> TEXT SHOWN:
::::::::::
Biological-Age Clocks
21 terms
- Brain age (MRI-based)
MRI-based brain age is a biological-age estimate derived from structural or functional brain imaging features—including cortical thickness, white-matter integrity, grey-matter volume and functional connectivity—processed by machine-learning models trained on large neuroimaging cohorts. The gap between predicted brain age and chronological age, termed the brain-age gap or BrainAGE (introduced by Franke et al., 2010), is a biomarker of brain health: a positive gap (brain appearing older) associates with cognitive decline, neurodegeneration, stroke and all-cause mortality, while a negative gap is linked to better cognitive reserve. Accuracy and interpretability vary with imaging protocol, preprocessing pipeline and training cohort demographics.
- CausAge (causality-aware clock)
CausAge is an epigenetic-age clock introduced by Ying, Gladyshev and colleagues (preprint 2022; Nature Aging 2024) that attempts to address a fundamental limitation of correlation-trained clocks: standard elastic-net or regression clocks select CpG sites associated with age without distinguishing whether the methylation change causes, results from, or merely co-varies with the ageing process. CausAge applies Mendelian-randomization-informed causal inference to identify CpGs whose methylation change is more likely upstream of biological ageing, and separately derives DamAge (damage-associated accelerated ageing) and AdaptAge (adaptive response) sub-clocks. The framework suggests that clock CpGs are heterogeneous in their causal role and that mortality-associated acceleration may be driven primarily by damage-linked sites rather than adaptive ones.
- DamAge / AdaptAge (causal damage clocks)
DamAge and AdaptAge are causality-aware epigenetic clocks developed by Kejun Ying and colleagues in the Gladyshev lab at Harvard / Brigham and Women's Hospital (Nature Aging, 2024). Not to be confused with stress-induced "damage clocks" such as the Sinclair lab's ICE-based constructs (Yang et al., Cell 2023), which describe induced epigenomic drift rather than causality-aware methylation clocks. Standard DNA-methylation clocks (Horvath, Hannum, GrimAge) are predictive but blind to whether CpG changes are causes or downstream consequences of aging. Using epigenome-wide Mendelian randomisation against longevity and disease GWAS, the authors identified CpGs causally linked to detrimental ageing outcomes (used to build DamAge - damaging methylation changes that accelerate biological age and correlate with mortality) and CpGs causally linked to beneficial outcomes (used to build AdaptAge - protective methylation changes reflecting compensatory adaptation). Both partition the broader CausAge signal by causal direction. They are responsive to short-term interventions and improve mechanistic interpretation of biological-age studies.
- DNAm Skin & Blood clock (Horvath 2018)
The DNAm Skin & Blood clock, published by Horvath and colleagues in 2018, is an epigenetic age estimator based on 391 CpG sites selected from methylation arrays applied to skin fibroblasts and blood samples. It was developed partly to overcome the observation that the original 2013 Horvath clock systematically underestimated age in keratinocytes and fibroblasts, tissues central to studies of in-vitro reprogramming and rejuvenation. Because it was trained on a tissue type directly accessible in longevity intervention studies, it is frequently used as a readout in partial reprogramming experiments alongside the multi-tissue Horvath clock.
::::::::::
> THE DATA:
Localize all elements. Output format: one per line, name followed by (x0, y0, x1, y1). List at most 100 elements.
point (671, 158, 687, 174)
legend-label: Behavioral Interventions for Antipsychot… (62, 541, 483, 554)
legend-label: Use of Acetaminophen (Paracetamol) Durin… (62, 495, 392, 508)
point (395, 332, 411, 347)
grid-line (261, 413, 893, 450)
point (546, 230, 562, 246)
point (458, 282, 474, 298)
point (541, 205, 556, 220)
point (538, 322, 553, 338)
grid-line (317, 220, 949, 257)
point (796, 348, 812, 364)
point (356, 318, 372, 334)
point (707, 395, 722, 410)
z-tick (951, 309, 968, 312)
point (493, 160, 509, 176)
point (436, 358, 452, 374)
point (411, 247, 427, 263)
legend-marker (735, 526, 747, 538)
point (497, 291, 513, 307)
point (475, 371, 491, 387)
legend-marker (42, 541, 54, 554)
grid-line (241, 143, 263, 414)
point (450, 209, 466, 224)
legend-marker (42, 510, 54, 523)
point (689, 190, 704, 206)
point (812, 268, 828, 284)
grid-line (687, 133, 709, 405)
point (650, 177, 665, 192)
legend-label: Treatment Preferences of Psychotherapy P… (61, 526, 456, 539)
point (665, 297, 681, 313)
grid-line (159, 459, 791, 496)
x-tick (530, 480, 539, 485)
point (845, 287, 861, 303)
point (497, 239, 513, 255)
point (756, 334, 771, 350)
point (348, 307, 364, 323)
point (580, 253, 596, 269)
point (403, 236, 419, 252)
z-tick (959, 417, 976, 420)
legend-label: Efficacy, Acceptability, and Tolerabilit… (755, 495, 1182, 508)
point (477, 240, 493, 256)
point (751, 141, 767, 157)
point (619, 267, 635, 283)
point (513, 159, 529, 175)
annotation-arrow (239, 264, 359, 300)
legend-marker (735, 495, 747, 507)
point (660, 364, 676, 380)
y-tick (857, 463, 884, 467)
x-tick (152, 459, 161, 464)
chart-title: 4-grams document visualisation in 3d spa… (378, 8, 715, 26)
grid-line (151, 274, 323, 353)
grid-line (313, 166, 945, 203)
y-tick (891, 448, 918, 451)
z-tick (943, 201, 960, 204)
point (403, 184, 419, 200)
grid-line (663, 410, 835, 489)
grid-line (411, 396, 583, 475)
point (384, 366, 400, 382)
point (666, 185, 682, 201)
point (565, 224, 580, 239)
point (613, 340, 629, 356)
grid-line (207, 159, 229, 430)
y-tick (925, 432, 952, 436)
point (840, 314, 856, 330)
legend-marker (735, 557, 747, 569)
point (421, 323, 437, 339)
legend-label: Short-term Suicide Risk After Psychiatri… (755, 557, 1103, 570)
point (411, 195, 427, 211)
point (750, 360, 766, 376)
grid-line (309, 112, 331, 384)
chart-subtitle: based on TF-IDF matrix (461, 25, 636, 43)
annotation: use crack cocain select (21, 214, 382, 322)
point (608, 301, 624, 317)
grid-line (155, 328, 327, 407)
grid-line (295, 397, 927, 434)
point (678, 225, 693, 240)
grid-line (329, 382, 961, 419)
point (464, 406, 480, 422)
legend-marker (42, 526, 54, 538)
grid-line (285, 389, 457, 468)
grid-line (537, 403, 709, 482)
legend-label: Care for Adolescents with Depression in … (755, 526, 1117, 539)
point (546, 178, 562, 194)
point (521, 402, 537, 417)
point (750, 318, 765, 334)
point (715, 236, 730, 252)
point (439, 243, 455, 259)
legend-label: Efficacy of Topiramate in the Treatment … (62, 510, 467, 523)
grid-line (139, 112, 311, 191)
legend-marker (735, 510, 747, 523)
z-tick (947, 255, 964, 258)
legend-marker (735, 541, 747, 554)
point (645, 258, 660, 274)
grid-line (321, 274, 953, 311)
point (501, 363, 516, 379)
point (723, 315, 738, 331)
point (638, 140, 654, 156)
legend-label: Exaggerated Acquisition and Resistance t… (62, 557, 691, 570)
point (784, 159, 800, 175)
::::::::::
> PROBLEM DESCRIPTION: Could you copy word for word the passage of the biological-age clocks glossary starting at "Biological-Age Clocks" and ending at "training cohort demographics."?

> WRITTEN ANSWER:
Biological-Age Clocks
21 terms
- Brain age (MRI-based)
MRI-based brain age is a biological-age estimate derived from structural or functional brain imaging features—including cortical thickness, white-matter integrity, grey-matter volume and functional connectivity—processed by machine-learning models trained on large neuroimaging cohorts. The gap between predicted brain age and chronological age, termed the brain-age gap or BrainAGE (introduced by Franke et al., 2010), is a biomarker of brain health: a positive gap (brain appearing older) associates with cognitive decline, neurodegeneration, stroke and all-cause mortality, while a negative gap is linked to better cognitive reserve. Accuracy and interpretability vary with imaging protocol, preprocessing pipeline and training cohort demographics.